Set exercise. Pull out the records from their first line through the line containing "series-group [1455,134,2452,661]" and reproduce each line without any change.

Material provided.
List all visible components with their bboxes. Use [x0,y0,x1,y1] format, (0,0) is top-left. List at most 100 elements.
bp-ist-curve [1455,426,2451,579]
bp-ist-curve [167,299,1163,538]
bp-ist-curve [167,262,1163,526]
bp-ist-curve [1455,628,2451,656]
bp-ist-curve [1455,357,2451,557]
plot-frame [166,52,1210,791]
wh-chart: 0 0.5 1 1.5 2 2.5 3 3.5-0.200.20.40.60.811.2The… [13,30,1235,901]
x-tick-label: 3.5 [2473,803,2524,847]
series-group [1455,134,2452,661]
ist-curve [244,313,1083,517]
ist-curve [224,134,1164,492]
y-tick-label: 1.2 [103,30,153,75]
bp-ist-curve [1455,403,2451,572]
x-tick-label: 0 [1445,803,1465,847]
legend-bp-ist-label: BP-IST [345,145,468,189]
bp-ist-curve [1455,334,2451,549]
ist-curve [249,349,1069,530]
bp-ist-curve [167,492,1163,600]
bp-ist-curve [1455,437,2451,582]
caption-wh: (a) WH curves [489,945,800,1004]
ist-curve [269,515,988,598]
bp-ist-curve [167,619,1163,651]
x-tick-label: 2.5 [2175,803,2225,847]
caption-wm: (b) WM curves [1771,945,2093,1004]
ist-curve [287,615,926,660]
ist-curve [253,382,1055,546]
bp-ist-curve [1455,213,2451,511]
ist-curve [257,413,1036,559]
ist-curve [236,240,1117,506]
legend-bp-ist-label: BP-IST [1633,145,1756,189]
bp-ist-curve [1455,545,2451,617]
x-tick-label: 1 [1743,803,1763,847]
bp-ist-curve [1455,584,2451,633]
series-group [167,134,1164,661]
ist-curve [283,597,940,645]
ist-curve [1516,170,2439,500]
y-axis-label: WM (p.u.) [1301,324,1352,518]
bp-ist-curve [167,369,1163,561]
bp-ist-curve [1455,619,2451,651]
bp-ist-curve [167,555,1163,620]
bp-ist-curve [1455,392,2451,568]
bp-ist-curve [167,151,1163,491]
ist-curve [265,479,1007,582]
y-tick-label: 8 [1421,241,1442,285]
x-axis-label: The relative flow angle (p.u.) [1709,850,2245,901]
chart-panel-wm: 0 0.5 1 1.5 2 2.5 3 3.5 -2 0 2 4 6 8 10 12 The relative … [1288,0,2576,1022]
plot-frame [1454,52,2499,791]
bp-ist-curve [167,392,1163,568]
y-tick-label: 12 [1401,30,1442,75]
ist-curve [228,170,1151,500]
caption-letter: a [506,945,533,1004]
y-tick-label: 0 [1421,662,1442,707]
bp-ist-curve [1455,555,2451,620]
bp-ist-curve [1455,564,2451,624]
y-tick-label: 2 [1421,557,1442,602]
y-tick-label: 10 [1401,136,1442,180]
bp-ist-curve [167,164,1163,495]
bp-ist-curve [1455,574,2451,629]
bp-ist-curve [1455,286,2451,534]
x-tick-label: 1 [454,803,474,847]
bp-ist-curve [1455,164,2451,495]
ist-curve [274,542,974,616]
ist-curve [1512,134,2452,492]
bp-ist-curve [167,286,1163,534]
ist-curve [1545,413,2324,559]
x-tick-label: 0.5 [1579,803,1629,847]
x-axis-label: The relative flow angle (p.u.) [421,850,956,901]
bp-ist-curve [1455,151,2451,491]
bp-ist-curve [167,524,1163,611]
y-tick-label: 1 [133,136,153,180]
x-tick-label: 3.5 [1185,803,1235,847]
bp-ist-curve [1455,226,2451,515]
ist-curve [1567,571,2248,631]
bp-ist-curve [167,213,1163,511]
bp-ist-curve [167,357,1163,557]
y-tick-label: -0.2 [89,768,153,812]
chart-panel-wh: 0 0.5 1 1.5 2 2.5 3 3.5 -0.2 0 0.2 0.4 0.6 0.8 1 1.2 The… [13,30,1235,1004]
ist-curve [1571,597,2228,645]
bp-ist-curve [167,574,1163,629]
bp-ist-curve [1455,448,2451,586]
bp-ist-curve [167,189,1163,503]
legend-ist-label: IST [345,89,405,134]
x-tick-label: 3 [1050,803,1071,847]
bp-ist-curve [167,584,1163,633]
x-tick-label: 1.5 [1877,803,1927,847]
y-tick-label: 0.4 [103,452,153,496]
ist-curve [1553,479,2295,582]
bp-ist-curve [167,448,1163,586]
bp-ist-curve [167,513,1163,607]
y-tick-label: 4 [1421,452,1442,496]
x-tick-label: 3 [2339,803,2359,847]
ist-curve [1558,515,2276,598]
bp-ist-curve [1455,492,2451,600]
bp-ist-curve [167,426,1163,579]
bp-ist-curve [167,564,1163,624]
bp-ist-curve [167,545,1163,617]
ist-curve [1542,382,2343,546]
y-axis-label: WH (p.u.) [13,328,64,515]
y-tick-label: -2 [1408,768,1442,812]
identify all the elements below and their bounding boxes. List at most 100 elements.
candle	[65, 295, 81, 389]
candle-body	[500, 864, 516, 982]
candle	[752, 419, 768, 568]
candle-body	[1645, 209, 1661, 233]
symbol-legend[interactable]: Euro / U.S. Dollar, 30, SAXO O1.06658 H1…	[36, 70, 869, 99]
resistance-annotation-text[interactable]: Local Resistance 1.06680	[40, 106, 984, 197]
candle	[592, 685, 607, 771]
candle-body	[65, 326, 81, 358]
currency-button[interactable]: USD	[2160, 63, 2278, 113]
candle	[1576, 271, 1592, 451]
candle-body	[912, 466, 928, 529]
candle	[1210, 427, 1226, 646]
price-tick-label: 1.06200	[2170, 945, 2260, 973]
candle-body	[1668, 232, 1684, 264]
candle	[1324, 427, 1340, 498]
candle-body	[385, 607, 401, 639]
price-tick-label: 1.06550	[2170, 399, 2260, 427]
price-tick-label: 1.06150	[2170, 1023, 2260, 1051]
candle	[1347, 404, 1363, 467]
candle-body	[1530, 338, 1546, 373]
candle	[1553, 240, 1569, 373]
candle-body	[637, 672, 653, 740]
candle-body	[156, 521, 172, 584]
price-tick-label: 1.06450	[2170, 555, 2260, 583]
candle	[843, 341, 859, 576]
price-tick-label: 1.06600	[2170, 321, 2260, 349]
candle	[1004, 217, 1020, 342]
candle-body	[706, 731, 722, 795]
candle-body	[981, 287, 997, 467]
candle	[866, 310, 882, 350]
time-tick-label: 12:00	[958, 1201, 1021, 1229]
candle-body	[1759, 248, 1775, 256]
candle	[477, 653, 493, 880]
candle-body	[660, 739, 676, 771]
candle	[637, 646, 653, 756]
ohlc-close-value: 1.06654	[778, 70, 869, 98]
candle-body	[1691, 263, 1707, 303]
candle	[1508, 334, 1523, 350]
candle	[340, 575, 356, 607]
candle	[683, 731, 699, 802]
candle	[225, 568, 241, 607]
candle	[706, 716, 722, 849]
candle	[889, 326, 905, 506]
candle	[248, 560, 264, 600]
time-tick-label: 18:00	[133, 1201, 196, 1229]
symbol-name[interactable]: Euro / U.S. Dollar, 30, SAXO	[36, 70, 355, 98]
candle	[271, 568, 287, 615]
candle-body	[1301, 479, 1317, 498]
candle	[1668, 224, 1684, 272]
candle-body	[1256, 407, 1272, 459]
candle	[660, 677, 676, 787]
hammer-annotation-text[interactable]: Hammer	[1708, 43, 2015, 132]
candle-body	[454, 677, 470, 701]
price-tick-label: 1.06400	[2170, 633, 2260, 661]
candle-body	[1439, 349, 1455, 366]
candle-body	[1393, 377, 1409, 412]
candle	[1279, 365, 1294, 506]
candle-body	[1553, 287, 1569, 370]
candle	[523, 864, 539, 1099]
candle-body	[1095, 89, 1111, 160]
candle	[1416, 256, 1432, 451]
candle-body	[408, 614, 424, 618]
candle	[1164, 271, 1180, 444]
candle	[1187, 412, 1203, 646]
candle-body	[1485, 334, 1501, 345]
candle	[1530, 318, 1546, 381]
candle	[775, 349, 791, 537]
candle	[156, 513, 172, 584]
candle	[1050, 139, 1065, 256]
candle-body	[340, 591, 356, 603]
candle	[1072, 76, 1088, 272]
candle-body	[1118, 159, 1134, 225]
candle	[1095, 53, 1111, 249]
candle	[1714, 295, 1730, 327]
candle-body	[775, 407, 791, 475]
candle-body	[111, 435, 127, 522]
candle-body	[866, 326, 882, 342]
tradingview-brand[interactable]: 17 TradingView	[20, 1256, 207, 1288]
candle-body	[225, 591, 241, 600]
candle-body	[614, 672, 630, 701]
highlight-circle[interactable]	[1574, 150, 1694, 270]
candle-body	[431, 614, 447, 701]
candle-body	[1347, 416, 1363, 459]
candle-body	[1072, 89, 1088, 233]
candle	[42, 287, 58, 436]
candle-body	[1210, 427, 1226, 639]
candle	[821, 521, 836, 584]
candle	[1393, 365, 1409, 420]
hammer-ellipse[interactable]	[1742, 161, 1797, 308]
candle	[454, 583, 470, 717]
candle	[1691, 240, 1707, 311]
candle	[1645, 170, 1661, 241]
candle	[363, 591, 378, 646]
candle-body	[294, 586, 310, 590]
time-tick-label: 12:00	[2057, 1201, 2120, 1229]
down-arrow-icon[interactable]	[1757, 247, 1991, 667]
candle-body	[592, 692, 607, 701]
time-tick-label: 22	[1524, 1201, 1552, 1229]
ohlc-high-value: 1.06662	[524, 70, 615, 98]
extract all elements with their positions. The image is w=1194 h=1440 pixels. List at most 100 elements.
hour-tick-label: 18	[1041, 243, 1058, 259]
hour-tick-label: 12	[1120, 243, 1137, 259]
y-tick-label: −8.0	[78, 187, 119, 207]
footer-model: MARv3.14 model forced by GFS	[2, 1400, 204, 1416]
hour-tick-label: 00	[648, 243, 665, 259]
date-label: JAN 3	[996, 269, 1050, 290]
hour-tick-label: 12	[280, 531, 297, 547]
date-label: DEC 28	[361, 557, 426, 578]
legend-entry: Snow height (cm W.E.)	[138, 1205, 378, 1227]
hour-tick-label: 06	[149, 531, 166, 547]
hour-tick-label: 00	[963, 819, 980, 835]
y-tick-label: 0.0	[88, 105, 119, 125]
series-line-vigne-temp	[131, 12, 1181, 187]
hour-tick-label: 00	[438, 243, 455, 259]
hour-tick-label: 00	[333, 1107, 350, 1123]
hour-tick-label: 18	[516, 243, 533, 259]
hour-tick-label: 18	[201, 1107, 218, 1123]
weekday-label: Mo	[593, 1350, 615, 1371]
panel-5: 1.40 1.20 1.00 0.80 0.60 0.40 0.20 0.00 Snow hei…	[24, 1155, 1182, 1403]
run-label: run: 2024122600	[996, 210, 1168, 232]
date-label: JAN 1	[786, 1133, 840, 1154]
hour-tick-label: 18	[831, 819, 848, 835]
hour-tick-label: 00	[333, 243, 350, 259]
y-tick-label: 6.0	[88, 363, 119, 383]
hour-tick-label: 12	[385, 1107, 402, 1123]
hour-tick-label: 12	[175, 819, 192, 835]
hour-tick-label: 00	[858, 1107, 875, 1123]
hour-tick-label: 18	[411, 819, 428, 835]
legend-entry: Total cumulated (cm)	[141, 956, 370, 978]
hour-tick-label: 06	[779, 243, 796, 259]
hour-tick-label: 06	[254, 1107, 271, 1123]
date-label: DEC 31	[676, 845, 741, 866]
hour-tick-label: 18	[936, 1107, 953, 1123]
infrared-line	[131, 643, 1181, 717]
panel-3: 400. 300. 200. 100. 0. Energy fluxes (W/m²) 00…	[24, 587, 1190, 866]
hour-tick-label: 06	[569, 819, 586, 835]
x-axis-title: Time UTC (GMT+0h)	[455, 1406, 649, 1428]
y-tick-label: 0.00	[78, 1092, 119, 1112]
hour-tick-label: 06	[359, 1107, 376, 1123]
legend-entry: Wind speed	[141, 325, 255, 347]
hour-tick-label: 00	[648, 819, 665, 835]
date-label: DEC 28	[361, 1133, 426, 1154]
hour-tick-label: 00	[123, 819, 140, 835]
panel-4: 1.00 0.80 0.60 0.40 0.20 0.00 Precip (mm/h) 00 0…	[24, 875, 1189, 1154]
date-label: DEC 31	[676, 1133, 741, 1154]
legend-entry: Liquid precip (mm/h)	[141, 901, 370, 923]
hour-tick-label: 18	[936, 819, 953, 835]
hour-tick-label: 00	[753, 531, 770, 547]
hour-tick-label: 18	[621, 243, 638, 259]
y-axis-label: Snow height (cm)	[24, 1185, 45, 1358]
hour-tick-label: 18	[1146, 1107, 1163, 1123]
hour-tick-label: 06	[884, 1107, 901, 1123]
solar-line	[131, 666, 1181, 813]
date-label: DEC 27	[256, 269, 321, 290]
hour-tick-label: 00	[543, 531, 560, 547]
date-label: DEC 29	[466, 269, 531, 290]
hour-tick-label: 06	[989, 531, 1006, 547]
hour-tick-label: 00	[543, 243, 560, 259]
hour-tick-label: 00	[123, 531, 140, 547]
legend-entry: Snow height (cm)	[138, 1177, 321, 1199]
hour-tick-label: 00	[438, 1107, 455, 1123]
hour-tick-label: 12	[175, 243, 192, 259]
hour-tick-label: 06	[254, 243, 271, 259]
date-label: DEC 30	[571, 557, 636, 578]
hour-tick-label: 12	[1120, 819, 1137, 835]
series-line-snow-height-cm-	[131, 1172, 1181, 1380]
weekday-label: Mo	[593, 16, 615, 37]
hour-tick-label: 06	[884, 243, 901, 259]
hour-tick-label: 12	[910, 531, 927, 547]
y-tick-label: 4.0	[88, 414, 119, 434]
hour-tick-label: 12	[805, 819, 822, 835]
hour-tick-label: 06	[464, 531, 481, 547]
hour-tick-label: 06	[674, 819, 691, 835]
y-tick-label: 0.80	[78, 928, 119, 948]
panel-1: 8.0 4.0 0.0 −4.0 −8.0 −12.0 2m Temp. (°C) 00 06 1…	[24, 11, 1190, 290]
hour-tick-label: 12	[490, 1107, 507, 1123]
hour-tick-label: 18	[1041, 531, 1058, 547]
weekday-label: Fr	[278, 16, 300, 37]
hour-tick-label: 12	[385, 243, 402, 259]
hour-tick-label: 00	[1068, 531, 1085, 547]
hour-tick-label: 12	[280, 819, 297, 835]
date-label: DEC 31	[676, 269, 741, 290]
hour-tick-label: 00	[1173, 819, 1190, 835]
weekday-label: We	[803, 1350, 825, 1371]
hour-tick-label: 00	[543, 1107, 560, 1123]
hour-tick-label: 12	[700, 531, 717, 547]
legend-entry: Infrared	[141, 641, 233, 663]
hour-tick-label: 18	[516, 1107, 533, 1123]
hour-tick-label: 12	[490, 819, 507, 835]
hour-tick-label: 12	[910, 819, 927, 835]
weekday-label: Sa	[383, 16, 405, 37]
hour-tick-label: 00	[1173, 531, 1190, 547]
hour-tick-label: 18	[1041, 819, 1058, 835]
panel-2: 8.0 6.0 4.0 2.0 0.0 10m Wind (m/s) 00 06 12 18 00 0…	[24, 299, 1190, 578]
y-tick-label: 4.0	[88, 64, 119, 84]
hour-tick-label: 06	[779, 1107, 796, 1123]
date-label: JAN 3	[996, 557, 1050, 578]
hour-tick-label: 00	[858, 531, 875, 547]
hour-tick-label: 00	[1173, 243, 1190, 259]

Solution.
List all visible components with their bboxes. Use [x0,y0,x1,y1] format, (0,0) is top-left. List at most 100 elements.
bp-ist-curve [1455,426,2451,579]
bp-ist-curve [167,299,1163,538]
bp-ist-curve [167,262,1163,526]
bp-ist-curve [1455,628,2451,656]
bp-ist-curve [1455,357,2451,557]
plot-frame [166,52,1210,791]
wh-chart: 0 0.5 1 1.5 2 2.5 3 3.5-0.200.20.40.60.811.2The… [13,30,1235,901]
x-tick-label: 3.5 [2473,803,2524,847]
series-group [1455,134,2452,661]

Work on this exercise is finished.